> Chart and figure data
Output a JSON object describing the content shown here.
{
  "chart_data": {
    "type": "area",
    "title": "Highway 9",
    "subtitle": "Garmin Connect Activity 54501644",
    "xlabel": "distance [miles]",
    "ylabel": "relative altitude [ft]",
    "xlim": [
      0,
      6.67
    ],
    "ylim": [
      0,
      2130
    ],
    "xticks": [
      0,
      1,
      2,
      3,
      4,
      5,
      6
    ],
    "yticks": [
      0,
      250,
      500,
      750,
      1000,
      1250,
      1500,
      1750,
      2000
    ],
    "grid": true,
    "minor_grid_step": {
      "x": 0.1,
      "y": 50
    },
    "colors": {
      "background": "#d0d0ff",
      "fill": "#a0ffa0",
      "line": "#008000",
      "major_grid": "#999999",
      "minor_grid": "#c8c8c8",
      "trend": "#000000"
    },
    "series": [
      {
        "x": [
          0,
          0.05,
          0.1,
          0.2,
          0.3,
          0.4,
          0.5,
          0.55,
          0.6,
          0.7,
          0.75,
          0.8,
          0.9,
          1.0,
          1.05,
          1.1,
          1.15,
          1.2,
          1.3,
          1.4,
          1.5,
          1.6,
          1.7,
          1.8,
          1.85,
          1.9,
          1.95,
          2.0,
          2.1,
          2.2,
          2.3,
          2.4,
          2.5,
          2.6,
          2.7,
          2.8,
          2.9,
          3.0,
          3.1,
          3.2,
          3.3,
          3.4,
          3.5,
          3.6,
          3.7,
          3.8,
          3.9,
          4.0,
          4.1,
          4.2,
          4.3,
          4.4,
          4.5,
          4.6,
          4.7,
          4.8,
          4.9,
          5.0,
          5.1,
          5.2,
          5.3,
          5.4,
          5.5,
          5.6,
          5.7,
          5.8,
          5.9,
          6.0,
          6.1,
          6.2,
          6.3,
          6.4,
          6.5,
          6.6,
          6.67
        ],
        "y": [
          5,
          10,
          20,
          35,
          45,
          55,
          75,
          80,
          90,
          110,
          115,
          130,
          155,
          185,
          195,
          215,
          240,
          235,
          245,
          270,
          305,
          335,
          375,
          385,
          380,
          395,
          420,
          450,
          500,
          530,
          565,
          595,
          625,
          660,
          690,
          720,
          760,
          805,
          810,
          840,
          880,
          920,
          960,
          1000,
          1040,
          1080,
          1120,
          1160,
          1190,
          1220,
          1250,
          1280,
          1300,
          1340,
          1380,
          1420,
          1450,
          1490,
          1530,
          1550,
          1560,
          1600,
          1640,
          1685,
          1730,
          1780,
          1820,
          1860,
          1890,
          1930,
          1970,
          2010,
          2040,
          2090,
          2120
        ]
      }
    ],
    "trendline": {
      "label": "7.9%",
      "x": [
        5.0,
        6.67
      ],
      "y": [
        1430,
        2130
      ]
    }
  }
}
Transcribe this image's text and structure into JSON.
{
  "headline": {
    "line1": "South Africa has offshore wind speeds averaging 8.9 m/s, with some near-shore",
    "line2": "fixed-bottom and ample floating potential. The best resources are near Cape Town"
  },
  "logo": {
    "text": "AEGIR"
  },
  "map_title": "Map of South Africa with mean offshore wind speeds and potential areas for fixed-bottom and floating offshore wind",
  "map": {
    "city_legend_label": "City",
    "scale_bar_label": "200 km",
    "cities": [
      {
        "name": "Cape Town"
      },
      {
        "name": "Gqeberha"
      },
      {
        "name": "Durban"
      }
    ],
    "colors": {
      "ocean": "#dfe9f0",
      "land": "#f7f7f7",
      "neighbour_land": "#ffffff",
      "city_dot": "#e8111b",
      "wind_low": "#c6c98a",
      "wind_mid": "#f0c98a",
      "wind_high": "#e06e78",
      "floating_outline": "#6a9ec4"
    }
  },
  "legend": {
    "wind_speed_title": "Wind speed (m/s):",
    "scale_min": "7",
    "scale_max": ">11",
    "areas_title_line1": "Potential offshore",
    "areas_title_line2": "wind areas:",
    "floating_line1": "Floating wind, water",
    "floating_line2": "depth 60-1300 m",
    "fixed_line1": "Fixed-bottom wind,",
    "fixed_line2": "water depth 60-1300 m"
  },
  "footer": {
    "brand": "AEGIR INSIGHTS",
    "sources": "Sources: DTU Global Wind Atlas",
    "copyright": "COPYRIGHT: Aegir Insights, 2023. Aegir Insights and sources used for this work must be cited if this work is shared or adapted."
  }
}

> What the task asks
Write every record out again, unaltered.

> Solution for this problem
Output a JSON object describing the content shown here.
{
  "chart_data": {
    "type": "area",
    "title": "Highway 9",
    "subtitle": "Garmin Connect Activity 54501644",
    "xlabel": "distance [miles]",
    "ylabel": "relative altitude [ft]",
    "xlim": [
      0,
      6.67
    ],
    "ylim": [
      0,
      2130
    ],
    "xticks": [
      0,
      1,
      2,
      3,
      4,
      5,
      6
    ],
    "yticks": [
      0,
      250,
      500,
      750,
      1000,
      1250,
      1500,
      1750,
      2000
    ],
    "grid": true,
    "minor_grid_step": {
      "x": 0.1,
      "y": 50
    },
    "colors": {
      "background": "#d0d0ff",
      "fill": "#a0ffa0",
      "line": "#008000",
      "major_grid": "#999999",
      "minor_grid": "#c8c8c8",
      "trend": "#000000"
    },
    "series": [
      {
        "x": [
          0,
          0.05,
          0.1,
          0.2,
          0.3,
          0.4,
          0.5,
          0.55,
          0.6,
          0.7,
          0.75,
          0.8,
          0.9,
          1.0,
          1.05,
          1.1,
          1.15,
          1.2,
          1.3,
          1.4,
          1.5,
          1.6,
          1.7,
          1.8,
          1.85,
          1.9,
          1.95,
          2.0,
          2.1,
          2.2,
          2.3,
          2.4,
          2.5,
          2.6,
          2.7,
          2.8,
          2.9,
          3.0,
          3.1,
          3.2,
          3.3,
          3.4,
          3.5,
          3.6,
          3.7,
          3.8,
          3.9,
          4.0,
          4.1,
          4.2,
          4.3,
          4.4,
          4.5,
          4.6,
          4.7,
          4.8,
          4.9,
          5.0,
          5.1,
          5.2,
          5.3,
          5.4,
          5.5,
          5.6,
          5.7,
          5.8,
          5.9,
          6.0,
          6.1,
          6.2,
          6.3,
          6.4,
          6.5,
          6.6,
          6.67
        ],
        "y": [
          5,
          10,
          20,
          35,
          45,
          55,
          75,
          80,
          90,
          110,
          115,
          130,
          155,
          185,
          195,
          215,
          240,
          235,
          245,
          270,
          305,
          335,
          375,
          385,
          380,
          395,
          420,
          450,
          500,
          530,
          565,
          595,
          625,
          660,
          690,
          720,
          760,
          805,
          810,
          840,
          880,
          920,
          960,
          1000,
          1040,
          1080,
          1120,
          1160,
          1190,
          1220,
          1250,
          1280,
          1300,
          1340,
          1380,
          1420,
          1450,
          1490,
          1530,
          1550,
          1560,
          1600,
          1640,
          1685,
          1730,
          1780,
          1820,
          1860,
          1890,
          1930,
          1970,
          2010,
          2040,
          2090,
          2120
        ]
      }
    ],
    "trendline": {
      "label": "7.9%",
      "x": [
        5.0,
        6.67
      ],
      "y": [
        1430,
        2130
      ]
    }
  }
}
Transcribe this image's text and structure into JSON.
{
  "headline": {
    "line1": "South Africa has offshore wind speeds averaging 8.9 m/s, with some near-shore",
    "line2": "fixed-bottom and ample floating potential. The best resources are near Cape Town"
  },
  "logo": {
    "text": "AEGIR"
  },
  "map_title": "Map of South Africa with mean offshore wind speeds and potential areas for fixed-bottom and floating offshore wind",
  "map": {
    "city_legend_label": "City",
    "scale_bar_label": "200 km",
    "cities": [
      {
        "name": "Cape Town"
      },
      {
        "name": "Gqeberha"
      },
      {
        "name": "Durban"
      }
    ],
    "colors": {
      "ocean": "#dfe9f0",
      "land": "#f7f7f7",
      "neighbour_land": "#ffffff",
      "city_dot": "#e8111b",
      "wind_low": "#c6c98a",
      "wind_mid": "#f0c98a",
      "wind_high": "#e06e78",
      "floating_outline": "#6a9ec4"
    }
  },
  "legend": {
    "wind_speed_title": "Wind speed (m/s):",
    "scale_min": "7",
    "scale_max": ">11",
    "areas_title_line1": "Potential offshore",
    "areas_title_line2": "wind areas:",
    "floating_line1": "Floating wind, water",
    "floating_line2": "depth 60-1300 m",
    "fixed_line1": "Fixed-bottom wind,",
    "fixed_line2": "water depth 60-1300 m"
  },
  "footer": {
    "brand": "AEGIR INSIGHTS",
    "sources": "Sources: DTU Global Wind Atlas",
    "copyright": "COPYRIGHT: Aegir Insights, 2023. Aegir Insights and sources used for this work must be cited if this work is shared or adapted."
  }
}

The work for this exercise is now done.